** Task objective **
Your task is to output the listing word for word, with pictures excluded.

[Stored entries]
-- start --

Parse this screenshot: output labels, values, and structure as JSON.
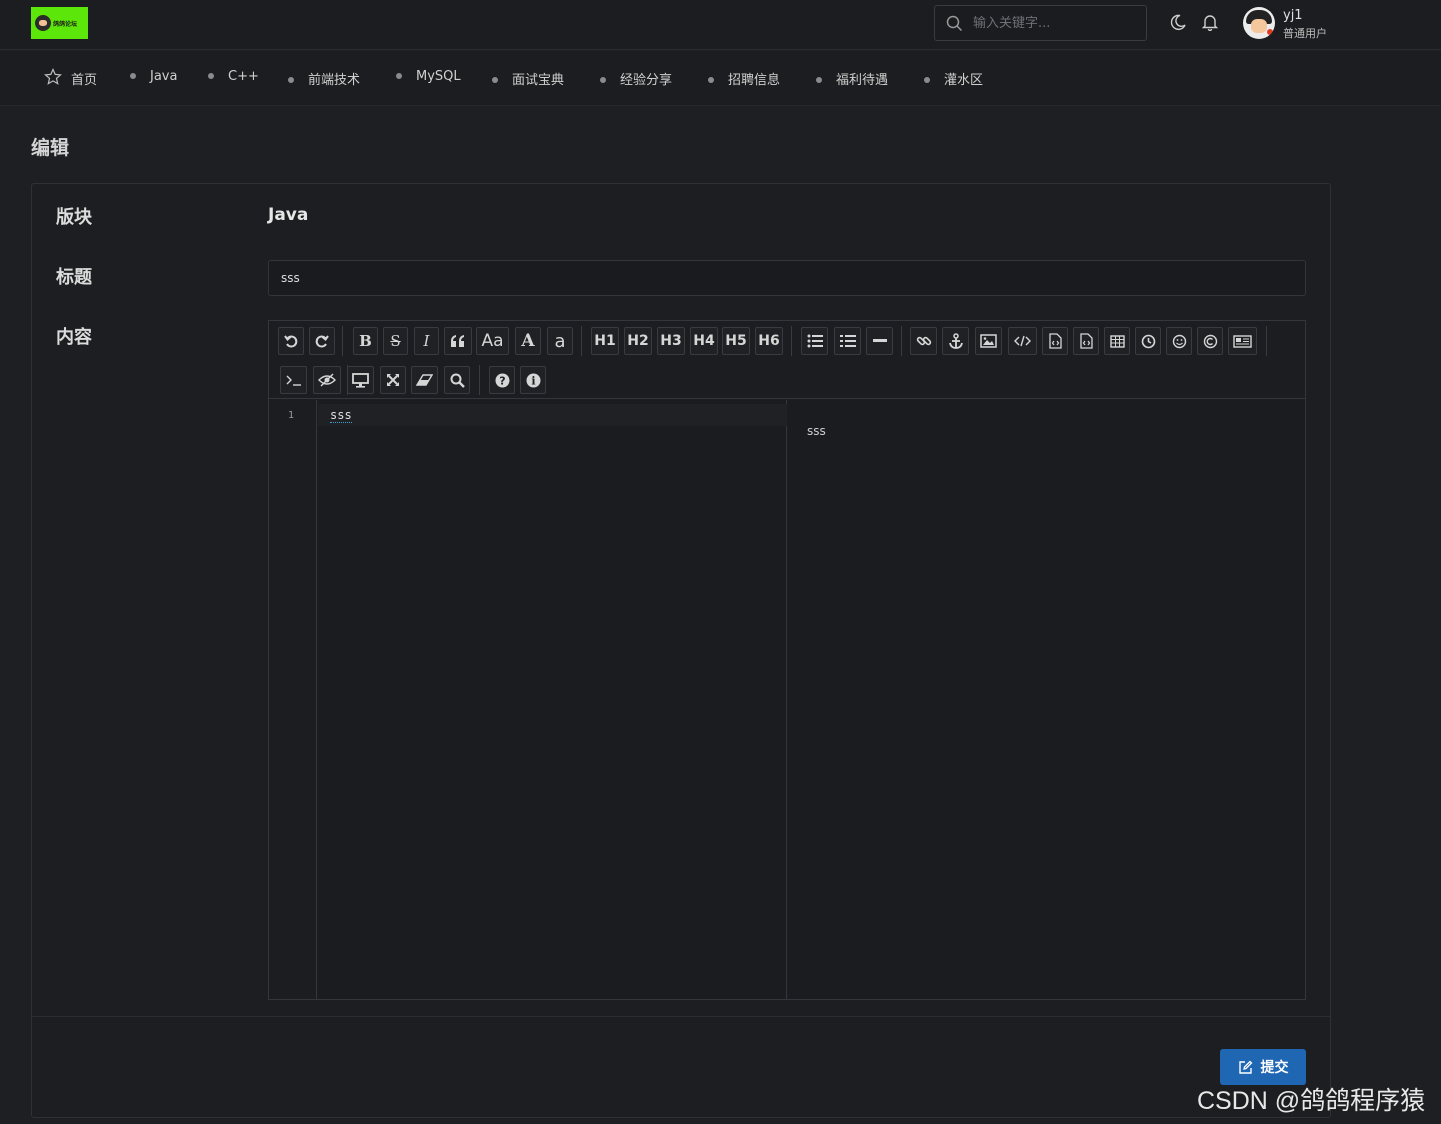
{
  "header": {
    "logo_text": "鸽鸽论坛",
    "search_placeholder": "输入关键字...",
    "user_name": "yj1",
    "user_role": "普通用户",
    "icons": [
      "search-icon",
      "moon-icon",
      "bell-icon"
    ]
  },
  "nav": {
    "items": [
      {
        "label": "首页",
        "icon": "star-icon"
      },
      {
        "label": "Java"
      },
      {
        "label": "C++"
      },
      {
        "label": "前端技术"
      },
      {
        "label": "MySQL"
      },
      {
        "label": "面试宝典"
      },
      {
        "label": "经验分享"
      },
      {
        "label": "招聘信息"
      },
      {
        "label": "福利待遇"
      },
      {
        "label": "灌水区"
      }
    ]
  },
  "page": {
    "title": "编辑"
  },
  "form": {
    "board_label": "版块",
    "board_value": "Java",
    "title_label": "标题",
    "title_value": "sss",
    "content_label": "内容",
    "submit_label": "提交"
  },
  "editor": {
    "line_number": "1",
    "code_text": "sss",
    "preview_text": "sss",
    "toolbar_text": {
      "bold": "B",
      "strike": "S",
      "italic": "I",
      "uppercase": "Aa",
      "A": "A",
      "a": "a",
      "h1": "H1",
      "h2": "H2",
      "h3": "H3",
      "h4": "H4",
      "h5": "H5",
      "h6": "H6"
    }
  },
  "watermark": "CSDN @鸽鸽程序猿",
  "colors": {
    "background": "#1e1f22",
    "logo": "#5ce60a",
    "submit": "#1f66b3"
  }
}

-- end --

** The solution **
Parse this screenshot: output labels, values, and structure as JSON.
{
  "header": {
    "logo_text": "鸽鸽论坛",
    "search_placeholder": "输入关键字...",
    "user_name": "yj1",
    "user_role": "普通用户",
    "icons": [
      "search-icon",
      "moon-icon",
      "bell-icon"
    ]
  },
  "nav": {
    "items": [
      {
        "label": "首页",
        "icon": "star-icon"
      },
      {
        "label": "Java"
      },
      {
        "label": "C++"
      },
      {
        "label": "前端技术"
      },
      {
        "label": "MySQL"
      },
      {
        "label": "面试宝典"
      },
      {
        "label": "经验分享"
      },
      {
        "label": "招聘信息"
      },
      {
        "label": "福利待遇"
      },
      {
        "label": "灌水区"
      }
    ]
  },
  "page": {
    "title": "编辑"
  },
  "form": {
    "board_label": "版块",
    "board_value": "Java",
    "title_label": "标题",
    "title_value": "sss",
    "content_label": "内容",
    "submit_label": "提交"
  },
  "editor": {
    "line_number": "1",
    "code_text": "sss",
    "preview_text": "sss",
    "toolbar_text": {
      "bold": "B",
      "strike": "S",
      "italic": "I",
      "uppercase": "Aa",
      "A": "A",
      "a": "a",
      "h1": "H1",
      "h2": "H2",
      "h3": "H3",
      "h4": "H4",
      "h5": "H5",
      "h6": "H6"
    }
  },
  "watermark": "CSDN @鸽鸽程序猿",
  "colors": {
    "background": "#1e1f22",
    "logo": "#5ce60a",
    "submit": "#1f66b3"
  }
}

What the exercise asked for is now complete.